[Figure dataset records]
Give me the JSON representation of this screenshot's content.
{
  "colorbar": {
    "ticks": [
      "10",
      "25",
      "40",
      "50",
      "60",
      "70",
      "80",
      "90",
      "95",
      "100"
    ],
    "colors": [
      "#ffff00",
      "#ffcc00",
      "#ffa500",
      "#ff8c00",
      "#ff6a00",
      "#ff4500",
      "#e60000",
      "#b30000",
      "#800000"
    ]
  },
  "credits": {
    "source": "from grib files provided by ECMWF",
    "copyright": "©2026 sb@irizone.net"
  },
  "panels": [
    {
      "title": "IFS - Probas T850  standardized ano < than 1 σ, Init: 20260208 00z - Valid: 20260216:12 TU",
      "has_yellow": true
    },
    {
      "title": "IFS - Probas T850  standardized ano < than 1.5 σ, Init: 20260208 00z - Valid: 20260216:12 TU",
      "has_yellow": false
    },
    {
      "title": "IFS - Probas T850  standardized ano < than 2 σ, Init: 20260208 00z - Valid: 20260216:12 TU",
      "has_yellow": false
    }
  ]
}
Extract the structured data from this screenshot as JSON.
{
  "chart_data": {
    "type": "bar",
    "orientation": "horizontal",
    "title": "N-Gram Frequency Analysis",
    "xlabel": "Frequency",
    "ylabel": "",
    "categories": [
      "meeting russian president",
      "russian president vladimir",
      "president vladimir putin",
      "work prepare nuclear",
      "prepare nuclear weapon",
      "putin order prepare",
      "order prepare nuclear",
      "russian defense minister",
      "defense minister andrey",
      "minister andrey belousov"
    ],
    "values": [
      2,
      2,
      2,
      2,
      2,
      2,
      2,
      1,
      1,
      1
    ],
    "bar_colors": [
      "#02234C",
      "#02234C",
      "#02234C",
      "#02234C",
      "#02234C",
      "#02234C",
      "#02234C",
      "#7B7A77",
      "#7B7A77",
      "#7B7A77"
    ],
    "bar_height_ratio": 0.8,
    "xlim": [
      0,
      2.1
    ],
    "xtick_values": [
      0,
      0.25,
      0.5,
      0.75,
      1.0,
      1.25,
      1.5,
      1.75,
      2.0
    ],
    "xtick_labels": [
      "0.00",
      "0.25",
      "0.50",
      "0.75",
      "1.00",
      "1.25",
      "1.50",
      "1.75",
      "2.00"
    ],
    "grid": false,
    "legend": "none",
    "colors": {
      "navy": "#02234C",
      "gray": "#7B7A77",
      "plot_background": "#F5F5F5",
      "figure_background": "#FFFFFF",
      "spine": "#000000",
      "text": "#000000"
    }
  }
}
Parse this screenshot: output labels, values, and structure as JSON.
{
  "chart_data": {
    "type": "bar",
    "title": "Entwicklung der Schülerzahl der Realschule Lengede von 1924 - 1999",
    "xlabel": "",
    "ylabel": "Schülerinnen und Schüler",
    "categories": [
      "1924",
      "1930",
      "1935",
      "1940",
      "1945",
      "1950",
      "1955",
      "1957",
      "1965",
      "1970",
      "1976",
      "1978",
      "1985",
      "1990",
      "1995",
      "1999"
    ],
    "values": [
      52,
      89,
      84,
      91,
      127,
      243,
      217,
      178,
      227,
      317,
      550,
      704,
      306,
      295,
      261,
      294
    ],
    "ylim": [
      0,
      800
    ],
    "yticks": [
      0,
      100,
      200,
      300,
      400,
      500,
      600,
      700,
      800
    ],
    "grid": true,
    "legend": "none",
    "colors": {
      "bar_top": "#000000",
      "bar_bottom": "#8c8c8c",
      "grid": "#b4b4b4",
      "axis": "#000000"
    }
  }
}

▶ DIRECTIONS:
Print the whole listing again, exactly.

▶ FULL OUTPUT:
Give me the JSON representation of this screenshot's content.
{
  "colorbar": {
    "ticks": [
      "10",
      "25",
      "40",
      "50",
      "60",
      "70",
      "80",
      "90",
      "95",
      "100"
    ],
    "colors": [
      "#ffff00",
      "#ffcc00",
      "#ffa500",
      "#ff8c00",
      "#ff6a00",
      "#ff4500",
      "#e60000",
      "#b30000",
      "#800000"
    ]
  },
  "credits": {
    "source": "from grib files provided by ECMWF",
    "copyright": "©2026 sb@irizone.net"
  },
  "panels": [
    {
      "title": "IFS - Probas T850  standardized ano < than 1 σ, Init: 20260208 00z - Valid: 20260216:12 TU",
      "has_yellow": true
    },
    {
      "title": "IFS - Probas T850  standardized ano < than 1.5 σ, Init: 20260208 00z - Valid: 20260216:12 TU",
      "has_yellow": false
    },
    {
      "title": "IFS - Probas T850  standardized ano < than 2 σ, Init: 20260208 00z - Valid: 20260216:12 TU",
      "has_yellow": false
    }
  ]
}
Extract the structured data from this screenshot as JSON.
{
  "chart_data": {
    "type": "bar",
    "orientation": "horizontal",
    "title": "N-Gram Frequency Analysis",
    "xlabel": "Frequency",
    "ylabel": "",
    "categories": [
      "meeting russian president",
      "russian president vladimir",
      "president vladimir putin",
      "work prepare nuclear",
      "prepare nuclear weapon",
      "putin order prepare",
      "order prepare nuclear",
      "russian defense minister",
      "defense minister andrey",
      "minister andrey belousov"
    ],
    "values": [
      2,
      2,
      2,
      2,
      2,
      2,
      2,
      1,
      1,
      1
    ],
    "bar_colors": [
      "#02234C",
      "#02234C",
      "#02234C",
      "#02234C",
      "#02234C",
      "#02234C",
      "#02234C",
      "#7B7A77",
      "#7B7A77",
      "#7B7A77"
    ],
    "bar_height_ratio": 0.8,
    "xlim": [
      0,
      2.1
    ],
    "xtick_values": [
      0,
      0.25,
      0.5,
      0.75,
      1.0,
      1.25,
      1.5,
      1.75,
      2.0
    ],
    "xtick_labels": [
      "0.00",
      "0.25",
      "0.50",
      "0.75",
      "1.00",
      "1.25",
      "1.50",
      "1.75",
      "2.00"
    ],
    "grid": false,
    "legend": "none",
    "colors": {
      "navy": "#02234C",
      "gray": "#7B7A77",
      "plot_background": "#F5F5F5",
      "figure_background": "#FFFFFF",
      "spine": "#000000",
      "text": "#000000"
    }
  }
}
Parse this screenshot: output labels, values, and structure as JSON.
{
  "chart_data": {
    "type": "bar",
    "title": "Entwicklung der Schülerzahl der Realschule Lengede von 1924 - 1999",
    "xlabel": "",
    "ylabel": "Schülerinnen und Schüler",
    "categories": [
      "1924",
      "1930",
      "1935",
      "1940",
      "1945",
      "1950",
      "1955",
      "1957",
      "1965",
      "1970",
      "1976",
      "1978",
      "1985",
      "1990",
      "1995",
      "1999"
    ],
    "values": [
      52,
      89,
      84,
      91,
      127,
      243,
      217,
      178,
      227,
      317,
      550,
      704,
      306,
      295,
      261,
      294
    ],
    "ylim": [
      0,
      800
    ],
    "yticks": [
      0,
      100,
      200,
      300,
      400,
      500,
      600,
      700,
      800
    ],
    "grid": true,
    "legend": "none",
    "colors": {
      "bar_top": "#000000",
      "bar_bottom": "#8c8c8c",
      "grid": "#b4b4b4",
      "axis": "#000000"
    }
  }
}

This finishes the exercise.